Given problem | Locate all lines with the word "highlight" and copy them out.

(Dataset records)
==================================================

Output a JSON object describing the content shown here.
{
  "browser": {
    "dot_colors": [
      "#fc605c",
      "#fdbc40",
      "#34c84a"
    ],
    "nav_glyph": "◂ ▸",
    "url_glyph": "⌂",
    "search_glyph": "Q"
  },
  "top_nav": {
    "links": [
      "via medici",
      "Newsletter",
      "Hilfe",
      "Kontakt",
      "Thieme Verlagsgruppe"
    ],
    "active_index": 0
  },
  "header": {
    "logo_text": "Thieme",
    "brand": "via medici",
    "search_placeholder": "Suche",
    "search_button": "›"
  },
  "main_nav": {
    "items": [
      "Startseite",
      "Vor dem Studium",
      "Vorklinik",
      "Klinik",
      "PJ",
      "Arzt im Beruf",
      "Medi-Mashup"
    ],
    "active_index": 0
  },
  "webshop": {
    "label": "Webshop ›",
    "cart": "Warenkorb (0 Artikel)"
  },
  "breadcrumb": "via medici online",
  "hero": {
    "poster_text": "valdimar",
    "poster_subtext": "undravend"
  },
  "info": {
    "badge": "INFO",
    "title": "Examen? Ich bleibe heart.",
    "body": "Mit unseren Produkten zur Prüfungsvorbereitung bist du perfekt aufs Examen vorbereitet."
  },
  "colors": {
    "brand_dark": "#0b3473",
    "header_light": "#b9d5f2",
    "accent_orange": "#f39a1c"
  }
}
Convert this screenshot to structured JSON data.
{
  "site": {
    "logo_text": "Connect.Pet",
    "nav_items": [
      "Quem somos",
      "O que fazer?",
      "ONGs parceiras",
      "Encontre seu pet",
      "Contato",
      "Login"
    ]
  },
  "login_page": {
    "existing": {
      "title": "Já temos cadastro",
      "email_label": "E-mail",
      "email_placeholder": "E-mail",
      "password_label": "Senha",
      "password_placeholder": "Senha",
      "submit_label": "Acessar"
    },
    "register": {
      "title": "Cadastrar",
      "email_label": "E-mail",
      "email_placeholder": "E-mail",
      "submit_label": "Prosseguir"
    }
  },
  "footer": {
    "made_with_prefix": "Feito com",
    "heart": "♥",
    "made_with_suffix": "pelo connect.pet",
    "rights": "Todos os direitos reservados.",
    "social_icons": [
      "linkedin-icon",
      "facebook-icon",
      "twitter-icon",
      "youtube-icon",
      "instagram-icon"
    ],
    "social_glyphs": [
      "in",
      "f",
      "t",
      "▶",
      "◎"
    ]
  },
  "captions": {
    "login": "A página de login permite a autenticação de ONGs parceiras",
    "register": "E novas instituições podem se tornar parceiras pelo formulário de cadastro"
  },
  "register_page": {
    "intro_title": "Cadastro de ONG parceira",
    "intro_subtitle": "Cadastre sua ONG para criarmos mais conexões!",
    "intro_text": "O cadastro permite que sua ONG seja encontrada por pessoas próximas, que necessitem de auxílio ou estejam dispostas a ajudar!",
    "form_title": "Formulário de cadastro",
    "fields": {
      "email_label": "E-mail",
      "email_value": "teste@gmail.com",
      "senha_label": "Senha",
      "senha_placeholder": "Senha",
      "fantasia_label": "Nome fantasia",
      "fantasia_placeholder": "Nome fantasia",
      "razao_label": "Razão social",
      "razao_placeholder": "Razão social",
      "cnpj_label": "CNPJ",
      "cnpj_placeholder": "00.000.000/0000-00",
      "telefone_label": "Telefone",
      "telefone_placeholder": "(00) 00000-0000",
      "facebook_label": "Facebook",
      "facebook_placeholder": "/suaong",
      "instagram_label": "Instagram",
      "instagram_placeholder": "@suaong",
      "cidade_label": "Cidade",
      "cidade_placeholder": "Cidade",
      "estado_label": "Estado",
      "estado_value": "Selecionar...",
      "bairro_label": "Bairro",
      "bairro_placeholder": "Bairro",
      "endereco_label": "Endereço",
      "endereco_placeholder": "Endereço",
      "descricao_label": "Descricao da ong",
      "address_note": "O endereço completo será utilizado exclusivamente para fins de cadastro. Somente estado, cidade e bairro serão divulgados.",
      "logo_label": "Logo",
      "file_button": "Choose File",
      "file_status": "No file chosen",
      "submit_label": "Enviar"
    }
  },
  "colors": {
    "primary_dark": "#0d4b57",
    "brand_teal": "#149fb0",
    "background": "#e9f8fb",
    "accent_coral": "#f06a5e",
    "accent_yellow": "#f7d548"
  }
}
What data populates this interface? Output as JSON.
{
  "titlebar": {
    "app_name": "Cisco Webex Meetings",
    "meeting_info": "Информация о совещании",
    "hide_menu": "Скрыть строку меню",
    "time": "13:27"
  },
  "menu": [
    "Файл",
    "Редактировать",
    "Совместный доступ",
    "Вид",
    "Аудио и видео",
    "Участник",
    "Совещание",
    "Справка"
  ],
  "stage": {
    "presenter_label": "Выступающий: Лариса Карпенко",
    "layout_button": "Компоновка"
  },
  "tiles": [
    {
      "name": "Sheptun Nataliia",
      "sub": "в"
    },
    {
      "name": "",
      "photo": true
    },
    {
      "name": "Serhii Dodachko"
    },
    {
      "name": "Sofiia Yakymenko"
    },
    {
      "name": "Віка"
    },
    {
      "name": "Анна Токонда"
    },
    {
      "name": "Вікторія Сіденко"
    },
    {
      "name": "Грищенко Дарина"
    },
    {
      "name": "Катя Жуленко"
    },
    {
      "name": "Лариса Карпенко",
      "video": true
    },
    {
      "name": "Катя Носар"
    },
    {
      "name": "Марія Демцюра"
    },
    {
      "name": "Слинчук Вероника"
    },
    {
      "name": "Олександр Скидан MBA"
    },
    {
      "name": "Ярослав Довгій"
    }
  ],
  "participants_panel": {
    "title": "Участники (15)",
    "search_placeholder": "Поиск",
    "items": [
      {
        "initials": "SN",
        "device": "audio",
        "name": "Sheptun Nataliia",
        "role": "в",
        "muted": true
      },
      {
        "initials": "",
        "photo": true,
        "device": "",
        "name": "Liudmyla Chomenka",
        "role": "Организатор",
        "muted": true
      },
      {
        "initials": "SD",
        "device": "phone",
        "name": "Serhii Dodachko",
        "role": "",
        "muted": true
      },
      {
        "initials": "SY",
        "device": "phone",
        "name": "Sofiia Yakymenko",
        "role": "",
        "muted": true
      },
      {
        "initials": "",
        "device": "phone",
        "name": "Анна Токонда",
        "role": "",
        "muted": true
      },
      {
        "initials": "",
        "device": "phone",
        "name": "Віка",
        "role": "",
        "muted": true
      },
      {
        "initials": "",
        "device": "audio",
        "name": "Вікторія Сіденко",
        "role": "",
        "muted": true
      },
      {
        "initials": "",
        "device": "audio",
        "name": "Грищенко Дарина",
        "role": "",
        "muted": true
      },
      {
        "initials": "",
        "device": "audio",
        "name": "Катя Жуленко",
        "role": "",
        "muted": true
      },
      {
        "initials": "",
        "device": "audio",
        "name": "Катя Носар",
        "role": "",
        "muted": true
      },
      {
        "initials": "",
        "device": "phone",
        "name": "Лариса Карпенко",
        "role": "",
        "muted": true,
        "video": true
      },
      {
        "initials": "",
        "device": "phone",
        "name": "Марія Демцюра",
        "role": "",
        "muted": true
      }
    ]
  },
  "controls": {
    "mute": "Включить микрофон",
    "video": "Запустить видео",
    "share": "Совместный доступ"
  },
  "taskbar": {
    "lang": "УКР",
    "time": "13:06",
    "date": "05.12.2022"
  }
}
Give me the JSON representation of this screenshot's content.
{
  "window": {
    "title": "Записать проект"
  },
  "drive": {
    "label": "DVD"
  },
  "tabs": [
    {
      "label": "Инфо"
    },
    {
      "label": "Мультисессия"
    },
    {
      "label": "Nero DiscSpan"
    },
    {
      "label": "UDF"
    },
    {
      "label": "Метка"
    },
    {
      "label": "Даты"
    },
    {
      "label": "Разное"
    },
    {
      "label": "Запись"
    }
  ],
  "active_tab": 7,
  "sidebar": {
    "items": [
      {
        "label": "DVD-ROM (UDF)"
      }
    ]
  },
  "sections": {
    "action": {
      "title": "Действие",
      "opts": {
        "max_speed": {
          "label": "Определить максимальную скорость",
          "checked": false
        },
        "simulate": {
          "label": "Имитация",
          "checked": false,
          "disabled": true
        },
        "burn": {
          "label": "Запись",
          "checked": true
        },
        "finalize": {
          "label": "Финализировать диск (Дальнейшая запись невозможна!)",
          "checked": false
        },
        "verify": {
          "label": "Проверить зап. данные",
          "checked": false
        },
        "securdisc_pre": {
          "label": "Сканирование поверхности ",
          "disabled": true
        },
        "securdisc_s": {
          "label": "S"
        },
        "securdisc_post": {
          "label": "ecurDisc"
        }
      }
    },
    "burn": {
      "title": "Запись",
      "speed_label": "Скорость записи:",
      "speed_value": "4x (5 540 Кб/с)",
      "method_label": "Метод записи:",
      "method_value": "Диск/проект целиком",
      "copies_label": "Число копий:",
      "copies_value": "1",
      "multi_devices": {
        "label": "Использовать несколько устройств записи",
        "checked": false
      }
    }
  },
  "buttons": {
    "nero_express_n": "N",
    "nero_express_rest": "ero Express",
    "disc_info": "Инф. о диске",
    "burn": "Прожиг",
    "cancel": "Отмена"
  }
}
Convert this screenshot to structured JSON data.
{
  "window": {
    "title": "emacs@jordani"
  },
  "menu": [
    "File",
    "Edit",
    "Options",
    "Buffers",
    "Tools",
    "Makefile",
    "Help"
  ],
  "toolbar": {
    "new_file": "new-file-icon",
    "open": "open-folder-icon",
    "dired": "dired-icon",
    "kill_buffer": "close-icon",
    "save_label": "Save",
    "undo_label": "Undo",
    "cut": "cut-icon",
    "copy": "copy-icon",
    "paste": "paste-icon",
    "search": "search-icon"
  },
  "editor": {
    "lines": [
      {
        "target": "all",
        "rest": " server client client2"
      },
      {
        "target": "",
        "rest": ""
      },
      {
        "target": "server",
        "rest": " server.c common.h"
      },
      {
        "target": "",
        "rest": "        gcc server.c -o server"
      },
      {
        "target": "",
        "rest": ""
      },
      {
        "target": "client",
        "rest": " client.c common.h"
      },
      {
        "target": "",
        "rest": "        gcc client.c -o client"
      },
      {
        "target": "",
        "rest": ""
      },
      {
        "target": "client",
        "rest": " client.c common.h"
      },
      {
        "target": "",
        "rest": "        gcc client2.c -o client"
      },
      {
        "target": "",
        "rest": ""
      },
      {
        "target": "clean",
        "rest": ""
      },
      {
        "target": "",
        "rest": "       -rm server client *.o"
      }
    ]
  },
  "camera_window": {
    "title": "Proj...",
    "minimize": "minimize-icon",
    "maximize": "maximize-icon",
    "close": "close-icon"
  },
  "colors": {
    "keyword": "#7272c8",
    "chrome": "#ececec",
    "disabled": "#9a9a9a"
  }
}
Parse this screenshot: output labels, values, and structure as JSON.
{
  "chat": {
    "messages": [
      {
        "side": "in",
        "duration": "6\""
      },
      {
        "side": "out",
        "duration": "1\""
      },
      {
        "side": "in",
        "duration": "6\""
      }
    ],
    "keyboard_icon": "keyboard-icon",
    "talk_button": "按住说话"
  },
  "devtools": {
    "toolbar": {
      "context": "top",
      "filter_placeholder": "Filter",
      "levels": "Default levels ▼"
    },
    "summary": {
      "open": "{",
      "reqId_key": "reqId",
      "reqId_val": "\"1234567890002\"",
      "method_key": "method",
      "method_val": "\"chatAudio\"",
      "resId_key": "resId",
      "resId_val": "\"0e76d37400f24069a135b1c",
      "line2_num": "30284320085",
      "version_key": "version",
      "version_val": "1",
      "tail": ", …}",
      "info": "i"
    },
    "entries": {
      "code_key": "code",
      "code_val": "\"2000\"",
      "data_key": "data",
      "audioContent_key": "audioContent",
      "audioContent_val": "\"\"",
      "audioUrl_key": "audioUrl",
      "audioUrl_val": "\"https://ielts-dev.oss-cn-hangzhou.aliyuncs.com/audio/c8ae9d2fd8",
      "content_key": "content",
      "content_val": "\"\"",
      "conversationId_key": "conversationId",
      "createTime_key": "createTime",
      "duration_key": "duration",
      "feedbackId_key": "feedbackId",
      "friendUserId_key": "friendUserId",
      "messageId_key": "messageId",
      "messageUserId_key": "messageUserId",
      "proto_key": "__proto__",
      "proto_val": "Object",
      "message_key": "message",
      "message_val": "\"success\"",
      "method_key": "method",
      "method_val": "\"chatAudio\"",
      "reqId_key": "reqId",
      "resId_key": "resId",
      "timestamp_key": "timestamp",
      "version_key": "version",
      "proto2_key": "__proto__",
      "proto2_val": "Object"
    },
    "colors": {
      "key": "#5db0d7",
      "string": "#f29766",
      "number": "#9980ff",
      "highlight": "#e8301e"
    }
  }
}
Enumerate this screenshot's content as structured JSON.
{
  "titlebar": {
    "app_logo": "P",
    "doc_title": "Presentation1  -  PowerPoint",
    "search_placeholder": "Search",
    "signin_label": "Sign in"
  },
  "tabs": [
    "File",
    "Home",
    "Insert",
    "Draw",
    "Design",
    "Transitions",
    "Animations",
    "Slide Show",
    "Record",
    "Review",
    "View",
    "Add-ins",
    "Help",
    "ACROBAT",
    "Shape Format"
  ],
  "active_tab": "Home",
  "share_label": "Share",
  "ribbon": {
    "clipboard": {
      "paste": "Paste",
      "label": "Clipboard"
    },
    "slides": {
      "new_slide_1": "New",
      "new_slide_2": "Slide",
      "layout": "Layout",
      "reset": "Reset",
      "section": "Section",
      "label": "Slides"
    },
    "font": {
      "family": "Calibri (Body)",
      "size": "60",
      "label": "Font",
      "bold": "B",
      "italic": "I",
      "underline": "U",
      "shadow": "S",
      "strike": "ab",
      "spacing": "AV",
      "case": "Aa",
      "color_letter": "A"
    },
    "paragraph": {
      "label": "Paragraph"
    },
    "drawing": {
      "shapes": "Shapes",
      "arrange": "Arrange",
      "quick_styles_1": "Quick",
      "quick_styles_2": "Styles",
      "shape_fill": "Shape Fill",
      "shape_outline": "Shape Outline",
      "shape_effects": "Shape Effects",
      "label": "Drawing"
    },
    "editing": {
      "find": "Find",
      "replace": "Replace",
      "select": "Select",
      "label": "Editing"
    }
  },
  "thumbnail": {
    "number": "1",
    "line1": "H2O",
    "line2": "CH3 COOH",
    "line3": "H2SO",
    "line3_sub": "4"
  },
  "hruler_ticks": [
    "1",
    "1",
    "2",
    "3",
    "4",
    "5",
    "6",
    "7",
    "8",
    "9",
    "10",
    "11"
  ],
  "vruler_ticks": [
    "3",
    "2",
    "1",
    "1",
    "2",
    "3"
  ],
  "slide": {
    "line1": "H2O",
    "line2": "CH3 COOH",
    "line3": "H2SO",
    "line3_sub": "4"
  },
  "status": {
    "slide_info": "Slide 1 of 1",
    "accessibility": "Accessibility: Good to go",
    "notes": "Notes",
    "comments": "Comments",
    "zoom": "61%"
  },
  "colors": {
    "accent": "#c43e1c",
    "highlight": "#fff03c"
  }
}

==================================================

Expected answer |
      "highlight": "#e8301e"
    "highlight": "#fff03c"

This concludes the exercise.